Return each line containing the string "Expected".

■ MATERIAL FOR THE TASK:

---------------

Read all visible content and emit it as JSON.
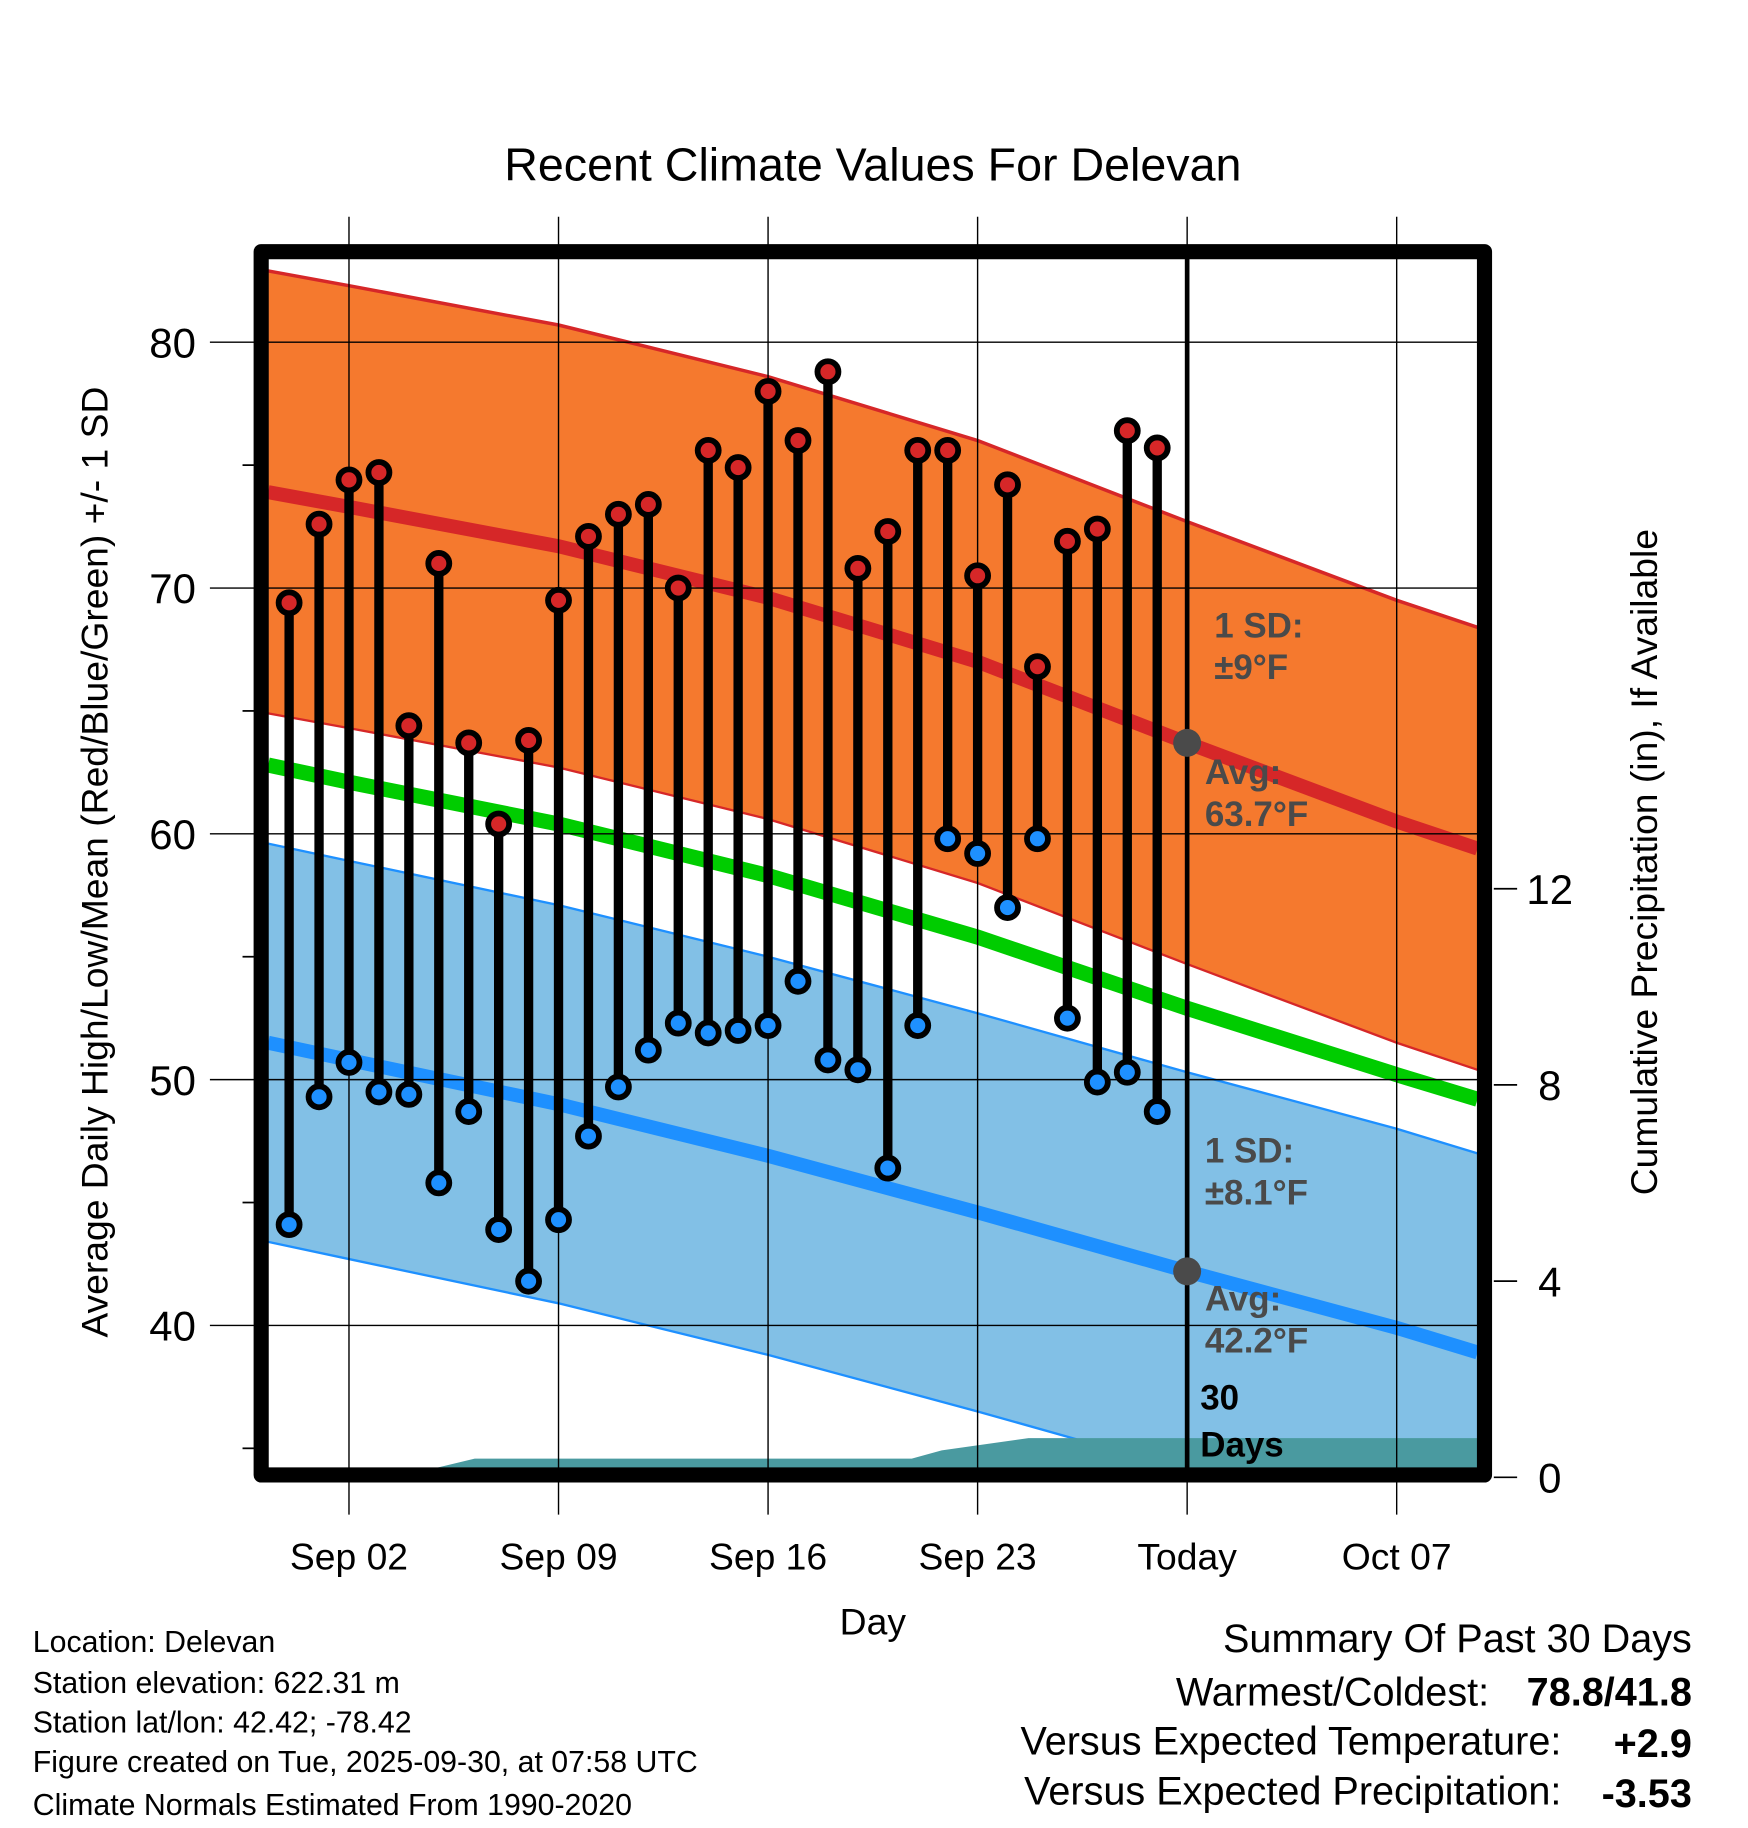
{
  "chart_data": {
    "type": "line",
    "title": "Recent Climate Values For Delevan",
    "xlabel": "Day",
    "ylabel": "Average Daily High/Low/Mean (Red/Blue/Green) +/- 1 SD",
    "y2label": "Cumulative Precipitation (in), If Available",
    "x_unit": "day of September (Sep 30 = Today)",
    "xlim": [
      -0.7,
      39.7
    ],
    "ylim": [
      34.2,
      83.4
    ],
    "y2lim": [
      0,
      30
    ],
    "yticks": [
      40,
      50,
      60,
      70,
      80
    ],
    "y2ticks": [
      0,
      4,
      8,
      12
    ],
    "xticks": [
      {
        "day": 2,
        "label": "Sep 02"
      },
      {
        "day": 9,
        "label": "Sep 09"
      },
      {
        "day": 16,
        "label": "Sep 16"
      },
      {
        "day": 23,
        "label": "Sep 23"
      },
      {
        "day": 30,
        "label": "Today"
      },
      {
        "day": 37,
        "label": "Oct 07"
      }
    ],
    "grid": true,
    "observed": {
      "days": [
        0,
        1,
        2,
        3,
        4,
        5,
        6,
        7,
        8,
        9,
        10,
        11,
        12,
        13,
        14,
        15,
        16,
        17,
        18,
        19,
        20,
        21,
        22,
        23,
        24,
        25,
        26,
        27,
        28,
        29
      ],
      "high": [
        69.4,
        72.6,
        74.4,
        74.7,
        64.4,
        71.0,
        63.7,
        60.4,
        63.8,
        69.5,
        72.1,
        73.0,
        73.4,
        70.0,
        75.6,
        74.9,
        78.0,
        76.0,
        78.8,
        70.8,
        72.3,
        75.6,
        75.6,
        70.5,
        74.2,
        66.8,
        71.9,
        72.4,
        76.4,
        75.7
      ],
      "low": [
        44.1,
        49.3,
        50.7,
        49.5,
        49.4,
        45.8,
        48.7,
        43.9,
        41.8,
        44.3,
        47.7,
        49.7,
        51.2,
        52.3,
        51.9,
        52.0,
        52.2,
        54.0,
        50.8,
        50.4,
        46.4,
        52.2,
        59.8,
        59.2,
        57.0,
        59.8,
        52.5,
        49.9,
        50.3,
        48.7
      ]
    },
    "normals": {
      "days": [
        -0.7,
        2,
        9,
        16,
        23,
        30,
        37,
        39.7
      ],
      "high_avg": [
        73.9,
        73.3,
        71.7,
        69.6,
        67.0,
        63.7,
        60.5,
        59.4
      ],
      "high_sd": 9,
      "low_avg": [
        51.5,
        50.8,
        49.0,
        46.9,
        44.6,
        42.2,
        39.9,
        38.9
      ],
      "low_sd": 8.1,
      "mean": [
        62.8,
        62.1,
        60.4,
        58.3,
        55.8,
        52.9,
        50.2,
        49.2
      ]
    },
    "precip_cumulative": {
      "days": [
        -0.7,
        3.6,
        6.2,
        20.8,
        21.8,
        24.7,
        27.5,
        39.7
      ],
      "values": [
        0,
        0,
        0.38,
        0.38,
        0.55,
        0.8,
        0.8,
        0.8
      ]
    },
    "annotations": {
      "high_sd_label": "1 SD:",
      "high_sd_value": "±9°F",
      "high_avg_label": "Avg:",
      "high_avg_value": "63.7°F",
      "low_sd_label": "1 SD:",
      "low_sd_value": "±8.1°F",
      "low_avg_label": "Avg:",
      "low_avg_value": "42.2°F",
      "window_label_1": "30",
      "window_label_2": "Days"
    },
    "colors": {
      "high": "#d62728",
      "low": "#1e90ff",
      "mean": "#00cc00",
      "high_band": "#f5792e",
      "low_band": "#82c0e6",
      "precip": "#4a9aa0",
      "annotation": "#4a4a4a"
    }
  },
  "footer": {
    "location": "Location: Delevan",
    "elevation": "Station elevation: 622.31 m",
    "latlon": "Station lat/lon: 42.42; -78.42",
    "created": "Figure created on Tue, 2025-09-30, at 07:58 UTC",
    "normals": "Climate Normals Estimated From 1990-2020"
  },
  "summary": {
    "title": "Summary Of Past 30 Days",
    "warm_cold_label": "Warmest/Coldest:",
    "warm_cold_value": "78.8/41.8",
    "temp_label": "Versus Expected Temperature:",
    "temp_value": "+2.9",
    "temp_color": "#d62728",
    "precip_label": "Versus Expected Precipitation:",
    "precip_value": "-3.53",
    "precip_color": "#a0522d"
  }
}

---------------

■ ANSWER TO THE EXERCISE:
    "temp_label": "Versus Expected Temperature:",
    "precip_label": "Versus Expected Precipitation:",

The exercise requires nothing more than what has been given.